- **GIVEN INSTRUCTION**: Write out the records below once more, exactly as they stand.

- **DATA FOR THIS TASK**:
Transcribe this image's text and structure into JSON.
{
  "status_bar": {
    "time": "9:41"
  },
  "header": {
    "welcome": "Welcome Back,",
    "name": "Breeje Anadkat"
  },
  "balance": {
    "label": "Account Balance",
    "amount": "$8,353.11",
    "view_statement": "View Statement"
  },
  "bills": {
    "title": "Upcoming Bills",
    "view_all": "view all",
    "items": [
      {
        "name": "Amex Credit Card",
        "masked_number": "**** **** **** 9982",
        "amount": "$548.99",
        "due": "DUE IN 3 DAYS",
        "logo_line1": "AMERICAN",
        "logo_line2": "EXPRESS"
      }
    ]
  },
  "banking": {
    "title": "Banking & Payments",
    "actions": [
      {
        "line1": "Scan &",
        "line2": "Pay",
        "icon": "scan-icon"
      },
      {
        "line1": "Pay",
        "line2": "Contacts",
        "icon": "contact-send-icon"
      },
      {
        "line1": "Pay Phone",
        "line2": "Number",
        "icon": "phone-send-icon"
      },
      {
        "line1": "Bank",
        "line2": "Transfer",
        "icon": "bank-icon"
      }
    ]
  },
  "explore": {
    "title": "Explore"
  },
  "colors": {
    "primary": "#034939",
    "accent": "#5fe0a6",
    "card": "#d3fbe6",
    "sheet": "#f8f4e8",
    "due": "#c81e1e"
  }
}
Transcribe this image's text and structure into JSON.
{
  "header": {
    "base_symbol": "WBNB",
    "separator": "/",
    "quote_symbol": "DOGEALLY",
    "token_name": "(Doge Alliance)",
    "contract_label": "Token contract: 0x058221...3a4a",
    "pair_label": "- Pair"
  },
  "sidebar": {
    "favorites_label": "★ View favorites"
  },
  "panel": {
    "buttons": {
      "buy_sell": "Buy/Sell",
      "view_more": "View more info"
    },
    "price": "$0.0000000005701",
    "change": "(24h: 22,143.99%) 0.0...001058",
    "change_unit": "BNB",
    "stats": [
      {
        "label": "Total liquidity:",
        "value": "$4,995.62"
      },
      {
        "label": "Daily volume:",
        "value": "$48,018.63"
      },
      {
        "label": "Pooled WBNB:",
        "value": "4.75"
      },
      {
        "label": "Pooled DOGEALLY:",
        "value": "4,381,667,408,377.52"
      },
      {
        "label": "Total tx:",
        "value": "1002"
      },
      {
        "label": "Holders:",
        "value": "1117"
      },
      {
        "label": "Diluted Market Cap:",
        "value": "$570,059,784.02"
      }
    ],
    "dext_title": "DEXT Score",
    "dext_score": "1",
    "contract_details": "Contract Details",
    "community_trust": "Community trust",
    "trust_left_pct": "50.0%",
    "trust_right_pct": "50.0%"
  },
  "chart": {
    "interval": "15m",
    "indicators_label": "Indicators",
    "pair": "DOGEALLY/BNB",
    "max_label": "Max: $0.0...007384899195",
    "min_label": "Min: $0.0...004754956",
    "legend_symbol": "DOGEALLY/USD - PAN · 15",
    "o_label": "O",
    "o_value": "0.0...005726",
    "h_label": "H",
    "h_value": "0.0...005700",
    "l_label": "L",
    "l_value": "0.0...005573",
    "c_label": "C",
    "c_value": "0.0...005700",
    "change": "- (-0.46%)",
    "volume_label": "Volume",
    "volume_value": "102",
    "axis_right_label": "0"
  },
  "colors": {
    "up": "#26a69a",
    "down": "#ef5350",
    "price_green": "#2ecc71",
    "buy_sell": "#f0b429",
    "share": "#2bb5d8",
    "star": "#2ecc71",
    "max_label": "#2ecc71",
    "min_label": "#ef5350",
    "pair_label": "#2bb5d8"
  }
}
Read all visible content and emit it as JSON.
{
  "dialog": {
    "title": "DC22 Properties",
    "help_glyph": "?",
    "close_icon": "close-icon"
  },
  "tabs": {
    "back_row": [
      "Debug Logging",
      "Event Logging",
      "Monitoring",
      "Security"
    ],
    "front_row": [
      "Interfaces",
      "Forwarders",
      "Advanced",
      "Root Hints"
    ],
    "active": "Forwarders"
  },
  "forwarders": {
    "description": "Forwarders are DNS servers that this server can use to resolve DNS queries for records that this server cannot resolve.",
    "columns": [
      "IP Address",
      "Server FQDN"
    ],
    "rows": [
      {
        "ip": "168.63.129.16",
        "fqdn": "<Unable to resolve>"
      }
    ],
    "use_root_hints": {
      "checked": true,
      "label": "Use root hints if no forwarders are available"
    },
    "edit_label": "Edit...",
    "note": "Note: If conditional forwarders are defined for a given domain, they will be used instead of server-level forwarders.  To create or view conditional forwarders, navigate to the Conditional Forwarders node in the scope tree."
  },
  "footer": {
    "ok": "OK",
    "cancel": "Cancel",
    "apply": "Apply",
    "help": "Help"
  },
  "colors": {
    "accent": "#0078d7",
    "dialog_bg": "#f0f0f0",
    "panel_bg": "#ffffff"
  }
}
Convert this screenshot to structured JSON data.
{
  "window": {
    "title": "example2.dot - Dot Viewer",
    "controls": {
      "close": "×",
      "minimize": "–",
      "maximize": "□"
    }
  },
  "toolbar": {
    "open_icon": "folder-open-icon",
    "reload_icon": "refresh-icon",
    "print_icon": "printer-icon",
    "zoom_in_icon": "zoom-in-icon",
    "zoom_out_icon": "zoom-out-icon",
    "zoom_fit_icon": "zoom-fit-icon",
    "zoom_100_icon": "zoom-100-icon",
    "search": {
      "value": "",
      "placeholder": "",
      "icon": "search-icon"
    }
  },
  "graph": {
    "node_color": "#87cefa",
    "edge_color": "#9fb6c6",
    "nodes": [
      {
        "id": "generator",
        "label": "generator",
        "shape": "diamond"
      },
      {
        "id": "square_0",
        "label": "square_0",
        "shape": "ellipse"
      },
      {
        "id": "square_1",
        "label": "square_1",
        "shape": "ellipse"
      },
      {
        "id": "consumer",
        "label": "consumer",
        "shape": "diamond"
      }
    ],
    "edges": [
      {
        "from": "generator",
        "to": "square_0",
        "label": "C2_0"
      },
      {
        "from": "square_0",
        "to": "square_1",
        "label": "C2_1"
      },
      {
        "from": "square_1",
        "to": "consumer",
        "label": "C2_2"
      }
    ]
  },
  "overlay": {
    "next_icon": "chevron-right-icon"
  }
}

- **RESPONSE BELOW**:
Transcribe this image's text and structure into JSON.
{
  "status_bar": {
    "time": "9:41"
  },
  "header": {
    "welcome": "Welcome Back,",
    "name": "Breeje Anadkat"
  },
  "balance": {
    "label": "Account Balance",
    "amount": "$8,353.11",
    "view_statement": "View Statement"
  },
  "bills": {
    "title": "Upcoming Bills",
    "view_all": "view all",
    "items": [
      {
        "name": "Amex Credit Card",
        "masked_number": "**** **** **** 9982",
        "amount": "$548.99",
        "due": "DUE IN 3 DAYS",
        "logo_line1": "AMERICAN",
        "logo_line2": "EXPRESS"
      }
    ]
  },
  "banking": {
    "title": "Banking & Payments",
    "actions": [
      {
        "line1": "Scan &",
        "line2": "Pay",
        "icon": "scan-icon"
      },
      {
        "line1": "Pay",
        "line2": "Contacts",
        "icon": "contact-send-icon"
      },
      {
        "line1": "Pay Phone",
        "line2": "Number",
        "icon": "phone-send-icon"
      },
      {
        "line1": "Bank",
        "line2": "Transfer",
        "icon": "bank-icon"
      }
    ]
  },
  "explore": {
    "title": "Explore"
  },
  "colors": {
    "primary": "#034939",
    "accent": "#5fe0a6",
    "card": "#d3fbe6",
    "sheet": "#f8f4e8",
    "due": "#c81e1e"
  }
}
Transcribe this image's text and structure into JSON.
{
  "header": {
    "base_symbol": "WBNB",
    "separator": "/",
    "quote_symbol": "DOGEALLY",
    "token_name": "(Doge Alliance)",
    "contract_label": "Token contract: 0x058221...3a4a",
    "pair_label": "- Pair"
  },
  "sidebar": {
    "favorites_label": "★ View favorites"
  },
  "panel": {
    "buttons": {
      "buy_sell": "Buy/Sell",
      "view_more": "View more info"
    },
    "price": "$0.0000000005701",
    "change": "(24h: 22,143.99%) 0.0...001058",
    "change_unit": "BNB",
    "stats": [
      {
        "label": "Total liquidity:",
        "value": "$4,995.62"
      },
      {
        "label": "Daily volume:",
        "value": "$48,018.63"
      },
      {
        "label": "Pooled WBNB:",
        "value": "4.75"
      },
      {
        "label": "Pooled DOGEALLY:",
        "value": "4,381,667,408,377.52"
      },
      {
        "label": "Total tx:",
        "value": "1002"
      },
      {
        "label": "Holders:",
        "value": "1117"
      },
      {
        "label": "Diluted Market Cap:",
        "value": "$570,059,784.02"
      }
    ],
    "dext_title": "DEXT Score",
    "dext_score": "1",
    "contract_details": "Contract Details",
    "community_trust": "Community trust",
    "trust_left_pct": "50.0%",
    "trust_right_pct": "50.0%"
  },
  "chart": {
    "interval": "15m",
    "indicators_label": "Indicators",
    "pair": "DOGEALLY/BNB",
    "max_label": "Max: $0.0...007384899195",
    "min_label": "Min: $0.0...004754956",
    "legend_symbol": "DOGEALLY/USD - PAN · 15",
    "o_label": "O",
    "o_value": "0.0...005726",
    "h_label": "H",
    "h_value": "0.0...005700",
    "l_label": "L",
    "l_value": "0.0...005573",
    "c_label": "C",
    "c_value": "0.0...005700",
    "change": "- (-0.46%)",
    "volume_label": "Volume",
    "volume_value": "102",
    "axis_right_label": "0"
  },
  "colors": {
    "up": "#26a69a",
    "down": "#ef5350",
    "price_green": "#2ecc71",
    "buy_sell": "#f0b429",
    "share": "#2bb5d8",
    "star": "#2ecc71",
    "max_label": "#2ecc71",
    "min_label": "#ef5350",
    "pair_label": "#2bb5d8"
  }
}
Read all visible content and emit it as JSON.
{
  "dialog": {
    "title": "DC22 Properties",
    "help_glyph": "?",
    "close_icon": "close-icon"
  },
  "tabs": {
    "back_row": [
      "Debug Logging",
      "Event Logging",
      "Monitoring",
      "Security"
    ],
    "front_row": [
      "Interfaces",
      "Forwarders",
      "Advanced",
      "Root Hints"
    ],
    "active": "Forwarders"
  },
  "forwarders": {
    "description": "Forwarders are DNS servers that this server can use to resolve DNS queries for records that this server cannot resolve.",
    "columns": [
      "IP Address",
      "Server FQDN"
    ],
    "rows": [
      {
        "ip": "168.63.129.16",
        "fqdn": "<Unable to resolve>"
      }
    ],
    "use_root_hints": {
      "checked": true,
      "label": "Use root hints if no forwarders are available"
    },
    "edit_label": "Edit...",
    "note": "Note: If conditional forwarders are defined for a given domain, they will be used instead of server-level forwarders.  To create or view conditional forwarders, navigate to the Conditional Forwarders node in the scope tree."
  },
  "footer": {
    "ok": "OK",
    "cancel": "Cancel",
    "apply": "Apply",
    "help": "Help"
  },
  "colors": {
    "accent": "#0078d7",
    "dialog_bg": "#f0f0f0",
    "panel_bg": "#ffffff"
  }
}
Convert this screenshot to structured JSON data.
{
  "window": {
    "title": "example2.dot - Dot Viewer",
    "controls": {
      "close": "×",
      "minimize": "–",
      "maximize": "□"
    }
  },
  "toolbar": {
    "open_icon": "folder-open-icon",
    "reload_icon": "refresh-icon",
    "print_icon": "printer-icon",
    "zoom_in_icon": "zoom-in-icon",
    "zoom_out_icon": "zoom-out-icon",
    "zoom_fit_icon": "zoom-fit-icon",
    "zoom_100_icon": "zoom-100-icon",
    "search": {
      "value": "",
      "placeholder": "",
      "icon": "search-icon"
    }
  },
  "graph": {
    "node_color": "#87cefa",
    "edge_color": "#9fb6c6",
    "nodes": [
      {
        "id": "generator",
        "label": "generator",
        "shape": "diamond"
      },
      {
        "id": "square_0",
        "label": "square_0",
        "shape": "ellipse"
      },
      {
        "id": "square_1",
        "label": "square_1",
        "shape": "ellipse"
      },
      {
        "id": "consumer",
        "label": "consumer",
        "shape": "diamond"
      }
    ],
    "edges": [
      {
        "from": "generator",
        "to": "square_0",
        "label": "C2_0"
      },
      {
        "from": "square_0",
        "to": "square_1",
        "label": "C2_1"
      },
      {
        "from": "square_1",
        "to": "consumer",
        "label": "C2_2"
      }
    ]
  },
  "overlay": {
    "next_icon": "chevron-right-icon"
  }
}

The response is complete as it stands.